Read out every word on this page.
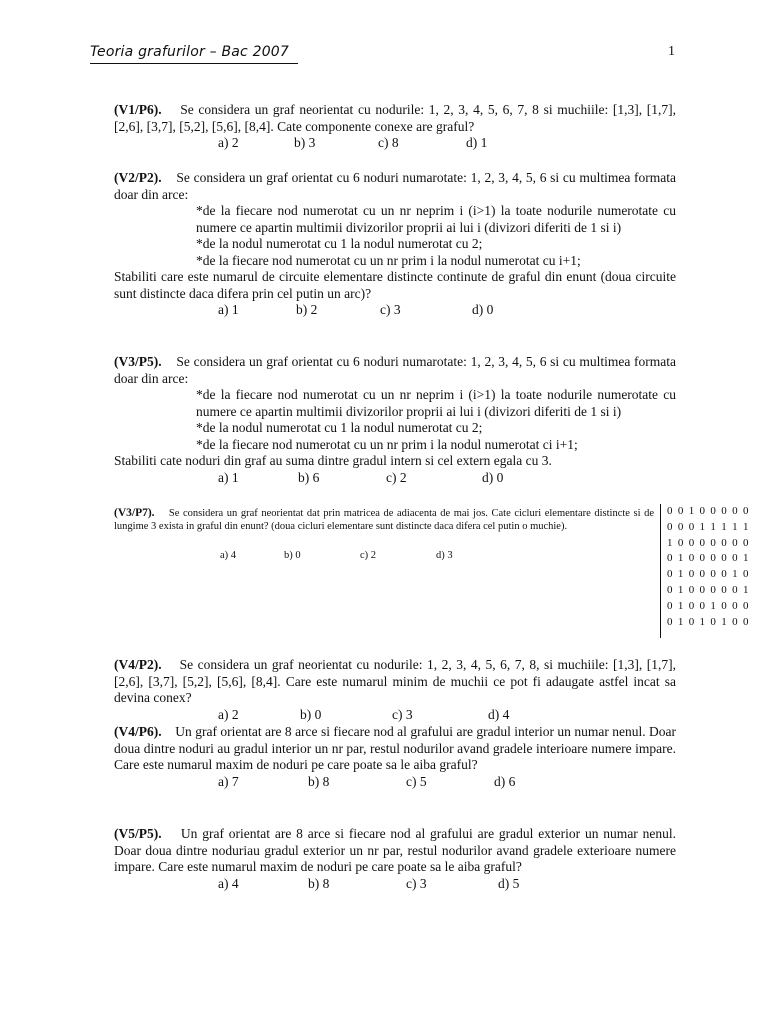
Teoria grafurilor – Bac 2007	1

(V1/P6). Se considera un graf neorientat cu nodurile: 1, 2, 3, 4, 5, 6, 7, 8 si muchiile: [1,3], [1,7], [2,6], [3,7], [5,2], [5,6], [8,4]. Cate componente conexe are graful?

a) 2	b) 3	c) 8	d) 1

(V2/P2). Se considera un graf orientat cu 6 noduri numarotate: 1, 2, 3, 4, 5, 6 si cu multimea formata doar din arce:

*de la fiecare nod numerotat cu un nr neprim i (i>1) la toate nodurile numerotate cu numere ce apartin multimii divizorilor proprii ai lui i (divizori diferiti de 1 si i)

*de la nodul numerotat cu 1 la nodul numerotat cu 2;

*de la fiecare nod numerotat cu un nr prim i la nodul numerotat cu i+1;

Stabiliti care este numarul de circuite elementare distincte continute de graful din enunt (doua circuite sunt distincte daca difera prin cel putin un arc)?

a) 1	b) 2	c) 3	d) 0

(V3/P5). Se considera un graf orientat cu 6 noduri numarotate: 1, 2, 3, 4, 5, 6 si cu multimea formata doar din arce:

*de la fiecare nod numerotat cu un nr neprim i (i>1) la toate nodurile numerotate cu numere ce apartin multimii divizorilor proprii ai lui i (divizori diferiti de 1 si i)

*de la nodul numerotat cu 1 la nodul numerotat cu 2;

*de la fiecare nod numerotat cu un nr prim i la nodul numerotat ci i+1;

Stabiliti cate noduri din graf au suma dintre gradul intern si cel extern egala cu 3.

a) 1	b) 6	c) 2	d) 0

(V3/P7). Se considera un graf neorientat dat prin matricea de adiacenta de mai jos. Cate cicluri elementare distincte si de lungime 3 exista in graful din enunt? (doua cicluri elementare sunt distincte daca difera cel putin o muchie).

a) 4	b) 0	c) 2	d) 3
0 0 1 0 0 0 0 0
0 0 0 1 1 1 1 1
1 0 0 0 0 0 0 0
0 1 0 0 0 0 0 1
0 1 0 0 0 0 1 0
0 1 0 0 0 0 0 1
0 1 0 0 1 0 0 0
0 1 0 1 0 1 0 0

(V4/P2). Se considera un graf neorientat cu nodurile: 1, 2, 3, 4, 5, 6, 7, 8, si muchiile: [1,3], [1,7], [2,6], [3,7], [5,2], [5,6], [8,4]. Care este numarul minim de muchii ce pot fi adaugate astfel incat sa devina conex?

a) 2	b) 0	c) 3	d) 4

(V4/P6). Un graf orientat are 8 arce si fiecare nod al grafului are gradul interior un numar nenul. Doar doua dintre noduri au gradul interior un nr par, restul nodurilor avand gradele interioare numere impare. Care este numarul maxim de noduri pe care poate sa le aiba graful?

a) 7	b) 8	c) 5	d) 6

(V5/P5). Un graf orientat are 8 arce si fiecare nod al grafului are gradul exterior un numar nenul. Doar doua dintre noduriau gradul exterior un nr par, restul nodurilor avand gradele exterioare numere impare. Care este numarul maxim de noduri pe care poate sa le aiba graful?

a) 4	b) 8	c) 3	d) 5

**SET TASK:**
Leave the pictures out, and transcribe each of the records exactly.

**WRITTEN ANSWER:**
Read out every word on this page.
Teoria grafurilor – Bac 2007	1

(V1/P6). Se considera un graf neorientat cu nodurile: 1, 2, 3, 4, 5, 6, 7, 8 si muchiile: [1,3], [1,7], [2,6], [3,7], [5,2], [5,6], [8,4]. Cate componente conexe are graful?

a) 2	b) 3	c) 8	d) 1

(V2/P2). Se considera un graf orientat cu 6 noduri numarotate: 1, 2, 3, 4, 5, 6 si cu multimea formata doar din arce:

*de la fiecare nod numerotat cu un nr neprim i (i>1) la toate nodurile numerotate cu numere ce apartin multimii divizorilor proprii ai lui i (divizori diferiti de 1 si i)

*de la nodul numerotat cu 1 la nodul numerotat cu 2;

*de la fiecare nod numerotat cu un nr prim i la nodul numerotat cu i+1;

Stabiliti care este numarul de circuite elementare distincte continute de graful din enunt (doua circuite sunt distincte daca difera prin cel putin un arc)?

a) 1	b) 2	c) 3	d) 0

(V3/P5). Se considera un graf orientat cu 6 noduri numarotate: 1, 2, 3, 4, 5, 6 si cu multimea formata doar din arce:

*de la fiecare nod numerotat cu un nr neprim i (i>1) la toate nodurile numerotate cu numere ce apartin multimii divizorilor proprii ai lui i (divizori diferiti de 1 si i)

*de la nodul numerotat cu 1 la nodul numerotat cu 2;

*de la fiecare nod numerotat cu un nr prim i la nodul numerotat ci i+1;

Stabiliti cate noduri din graf au suma dintre gradul intern si cel extern egala cu 3.

a) 1	b) 6	c) 2	d) 0

(V3/P7). Se considera un graf neorientat dat prin matricea de adiacenta de mai jos. Cate cicluri elementare distincte si de lungime 3 exista in graful din enunt? (doua cicluri elementare sunt distincte daca difera cel putin o muchie).

a) 4	b) 0	c) 2	d) 3
0 0 1 0 0 0 0 0
0 0 0 1 1 1 1 1
1 0 0 0 0 0 0 0
0 1 0 0 0 0 0 1
0 1 0 0 0 0 1 0
0 1 0 0 0 0 0 1
0 1 0 0 1 0 0 0
0 1 0 1 0 1 0 0

(V4/P2). Se considera un graf neorientat cu nodurile: 1, 2, 3, 4, 5, 6, 7, 8, si muchiile: [1,3], [1,7], [2,6], [3,7], [5,2], [5,6], [8,4]. Care este numarul minim de muchii ce pot fi adaugate astfel incat sa devina conex?

a) 2	b) 0	c) 3	d) 4

(V4/P6). Un graf orientat are 8 arce si fiecare nod al grafului are gradul interior un numar nenul. Doar doua dintre noduri au gradul interior un nr par, restul nodurilor avand gradele interioare numere impare. Care este numarul maxim de noduri pe care poate sa le aiba graful?

a) 7	b) 8	c) 5	d) 6

(V5/P5). Un graf orientat are 8 arce si fiecare nod al grafului are gradul exterior un numar nenul. Doar doua dintre noduriau gradul exterior un nr par, restul nodurilor avand gradele exterioare numere impare. Care este numarul maxim de noduri pe care poate sa le aiba graful?

a) 4	b) 8	c) 3	d) 5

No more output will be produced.